Extracted records:
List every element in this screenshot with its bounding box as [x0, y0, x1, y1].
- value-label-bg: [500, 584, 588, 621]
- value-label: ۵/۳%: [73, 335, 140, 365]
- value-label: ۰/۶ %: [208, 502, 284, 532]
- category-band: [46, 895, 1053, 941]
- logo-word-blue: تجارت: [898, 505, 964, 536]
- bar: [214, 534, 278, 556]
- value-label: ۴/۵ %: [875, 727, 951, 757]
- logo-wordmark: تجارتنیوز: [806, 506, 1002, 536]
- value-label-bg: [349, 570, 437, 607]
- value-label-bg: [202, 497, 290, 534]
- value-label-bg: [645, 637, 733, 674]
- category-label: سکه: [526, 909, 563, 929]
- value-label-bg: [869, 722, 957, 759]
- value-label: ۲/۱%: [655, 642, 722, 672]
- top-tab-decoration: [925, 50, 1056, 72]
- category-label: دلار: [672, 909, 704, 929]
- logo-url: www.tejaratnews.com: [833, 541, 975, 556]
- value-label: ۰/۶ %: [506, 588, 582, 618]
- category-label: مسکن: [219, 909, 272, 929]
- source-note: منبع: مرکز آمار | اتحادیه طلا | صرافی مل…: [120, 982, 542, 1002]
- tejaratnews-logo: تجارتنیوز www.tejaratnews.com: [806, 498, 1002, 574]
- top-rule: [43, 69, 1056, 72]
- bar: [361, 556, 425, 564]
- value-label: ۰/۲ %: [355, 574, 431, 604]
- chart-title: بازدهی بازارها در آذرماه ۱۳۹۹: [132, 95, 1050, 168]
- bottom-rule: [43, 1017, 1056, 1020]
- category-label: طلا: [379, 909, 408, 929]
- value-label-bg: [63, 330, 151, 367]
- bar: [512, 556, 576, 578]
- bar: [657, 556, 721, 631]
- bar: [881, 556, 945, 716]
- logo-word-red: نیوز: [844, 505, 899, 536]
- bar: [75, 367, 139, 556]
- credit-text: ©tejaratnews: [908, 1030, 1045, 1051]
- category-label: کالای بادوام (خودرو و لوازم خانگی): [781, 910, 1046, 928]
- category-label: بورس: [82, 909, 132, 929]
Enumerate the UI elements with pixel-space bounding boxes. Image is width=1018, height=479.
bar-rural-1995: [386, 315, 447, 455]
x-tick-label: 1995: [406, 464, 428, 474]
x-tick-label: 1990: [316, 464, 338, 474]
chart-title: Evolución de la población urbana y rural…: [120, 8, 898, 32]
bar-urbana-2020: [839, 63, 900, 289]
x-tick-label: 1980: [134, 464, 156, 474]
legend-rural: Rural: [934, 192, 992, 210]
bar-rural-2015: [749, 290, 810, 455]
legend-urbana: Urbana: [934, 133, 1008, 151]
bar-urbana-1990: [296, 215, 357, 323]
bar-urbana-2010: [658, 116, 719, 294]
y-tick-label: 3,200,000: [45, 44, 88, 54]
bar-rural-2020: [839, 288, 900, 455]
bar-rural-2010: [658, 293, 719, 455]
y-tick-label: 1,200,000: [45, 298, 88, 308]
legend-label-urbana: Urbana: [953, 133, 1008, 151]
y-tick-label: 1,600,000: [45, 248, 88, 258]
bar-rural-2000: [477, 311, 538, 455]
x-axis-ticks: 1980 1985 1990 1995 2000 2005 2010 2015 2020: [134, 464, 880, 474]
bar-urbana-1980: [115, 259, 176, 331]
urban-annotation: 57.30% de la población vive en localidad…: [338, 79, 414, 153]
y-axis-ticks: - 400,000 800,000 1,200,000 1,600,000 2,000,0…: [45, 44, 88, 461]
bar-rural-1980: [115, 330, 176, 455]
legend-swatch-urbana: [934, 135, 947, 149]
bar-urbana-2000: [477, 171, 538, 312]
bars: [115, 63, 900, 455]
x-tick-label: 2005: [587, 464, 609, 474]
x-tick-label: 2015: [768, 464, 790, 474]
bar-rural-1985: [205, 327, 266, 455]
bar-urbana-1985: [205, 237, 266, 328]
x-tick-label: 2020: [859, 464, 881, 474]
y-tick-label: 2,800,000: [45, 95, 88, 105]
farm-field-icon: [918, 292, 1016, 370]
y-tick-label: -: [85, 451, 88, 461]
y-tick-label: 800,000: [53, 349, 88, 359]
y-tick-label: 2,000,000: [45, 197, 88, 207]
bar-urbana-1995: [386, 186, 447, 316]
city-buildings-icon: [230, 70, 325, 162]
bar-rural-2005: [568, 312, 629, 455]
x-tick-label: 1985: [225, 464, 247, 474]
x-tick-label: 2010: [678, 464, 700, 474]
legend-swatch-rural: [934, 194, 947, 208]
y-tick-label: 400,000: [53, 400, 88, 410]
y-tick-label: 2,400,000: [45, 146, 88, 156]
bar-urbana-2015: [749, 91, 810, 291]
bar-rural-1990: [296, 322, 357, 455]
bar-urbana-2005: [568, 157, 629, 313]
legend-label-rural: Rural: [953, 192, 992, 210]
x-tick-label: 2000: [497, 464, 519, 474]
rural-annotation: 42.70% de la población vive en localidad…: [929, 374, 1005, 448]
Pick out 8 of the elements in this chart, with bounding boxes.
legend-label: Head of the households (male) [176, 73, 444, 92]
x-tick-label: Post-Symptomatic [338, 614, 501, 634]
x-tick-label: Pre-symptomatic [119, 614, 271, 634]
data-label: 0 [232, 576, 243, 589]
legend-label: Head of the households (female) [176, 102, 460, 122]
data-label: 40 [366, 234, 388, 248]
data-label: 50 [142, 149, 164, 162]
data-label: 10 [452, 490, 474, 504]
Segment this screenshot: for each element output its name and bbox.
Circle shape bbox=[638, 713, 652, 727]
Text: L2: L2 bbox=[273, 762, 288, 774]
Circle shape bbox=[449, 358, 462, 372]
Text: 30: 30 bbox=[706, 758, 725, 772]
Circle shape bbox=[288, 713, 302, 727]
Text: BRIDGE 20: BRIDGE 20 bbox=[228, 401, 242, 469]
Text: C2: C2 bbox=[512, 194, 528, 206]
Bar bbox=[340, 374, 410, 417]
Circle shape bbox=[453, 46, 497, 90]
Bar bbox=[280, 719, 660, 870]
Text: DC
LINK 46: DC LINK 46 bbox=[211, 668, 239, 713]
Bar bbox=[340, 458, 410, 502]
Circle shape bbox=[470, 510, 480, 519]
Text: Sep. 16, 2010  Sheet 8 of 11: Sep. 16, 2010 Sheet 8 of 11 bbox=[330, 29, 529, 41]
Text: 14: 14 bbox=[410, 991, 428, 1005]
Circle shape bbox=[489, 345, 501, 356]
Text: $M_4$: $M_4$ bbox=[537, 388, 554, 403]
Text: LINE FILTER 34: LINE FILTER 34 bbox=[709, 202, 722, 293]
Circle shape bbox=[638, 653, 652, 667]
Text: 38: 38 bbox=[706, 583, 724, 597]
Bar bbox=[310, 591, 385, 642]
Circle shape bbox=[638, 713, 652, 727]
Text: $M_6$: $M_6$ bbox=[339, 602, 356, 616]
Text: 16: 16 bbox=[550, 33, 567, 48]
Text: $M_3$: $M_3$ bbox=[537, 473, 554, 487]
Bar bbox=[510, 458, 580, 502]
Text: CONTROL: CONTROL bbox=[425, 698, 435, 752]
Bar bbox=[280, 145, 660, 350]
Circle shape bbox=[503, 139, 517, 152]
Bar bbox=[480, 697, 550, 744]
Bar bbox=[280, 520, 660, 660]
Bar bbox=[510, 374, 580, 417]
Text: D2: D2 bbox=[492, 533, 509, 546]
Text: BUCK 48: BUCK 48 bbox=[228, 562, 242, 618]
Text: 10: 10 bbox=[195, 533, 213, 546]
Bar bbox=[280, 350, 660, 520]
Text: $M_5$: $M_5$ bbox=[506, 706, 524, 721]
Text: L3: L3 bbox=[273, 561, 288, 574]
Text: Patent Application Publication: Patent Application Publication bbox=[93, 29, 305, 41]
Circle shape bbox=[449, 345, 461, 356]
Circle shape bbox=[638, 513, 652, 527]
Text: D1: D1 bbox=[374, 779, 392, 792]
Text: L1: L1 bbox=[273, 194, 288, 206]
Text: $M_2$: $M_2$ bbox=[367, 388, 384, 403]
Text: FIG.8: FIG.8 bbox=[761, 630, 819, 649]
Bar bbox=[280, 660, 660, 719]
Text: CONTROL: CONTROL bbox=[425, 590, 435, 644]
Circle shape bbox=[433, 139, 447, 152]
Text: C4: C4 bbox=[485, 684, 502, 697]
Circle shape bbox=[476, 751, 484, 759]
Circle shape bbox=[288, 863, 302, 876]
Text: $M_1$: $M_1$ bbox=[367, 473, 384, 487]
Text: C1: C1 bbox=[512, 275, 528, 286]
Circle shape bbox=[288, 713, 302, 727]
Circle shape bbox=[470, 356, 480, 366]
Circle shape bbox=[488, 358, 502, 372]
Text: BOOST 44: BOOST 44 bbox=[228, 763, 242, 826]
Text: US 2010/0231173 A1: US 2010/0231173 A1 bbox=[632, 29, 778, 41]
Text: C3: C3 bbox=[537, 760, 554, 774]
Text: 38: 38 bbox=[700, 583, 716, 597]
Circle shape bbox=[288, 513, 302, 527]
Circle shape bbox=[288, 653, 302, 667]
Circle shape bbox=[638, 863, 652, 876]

Task requirements: Copy out the records character for character, from the first line through the line containing "- category-label: سکه: [526, 909, 563, 929]", with that line included.

Complete output:
List every element in this screenshot with its bounding box as [x0, y0, x1, y1].
- value-label-bg: [500, 584, 588, 621]
- value-label: ۵/۳%: [73, 335, 140, 365]
- value-label: ۰/۶ %: [208, 502, 284, 532]
- category-band: [46, 895, 1053, 941]
- logo-word-blue: تجارت: [898, 505, 964, 536]
- bar: [214, 534, 278, 556]
- value-label: ۴/۵ %: [875, 727, 951, 757]
- logo-wordmark: تجارتنیوز: [806, 506, 1002, 536]
- value-label-bg: [349, 570, 437, 607]
- value-label-bg: [202, 497, 290, 534]
- value-label-bg: [645, 637, 733, 674]
- category-label: سکه: [526, 909, 563, 929]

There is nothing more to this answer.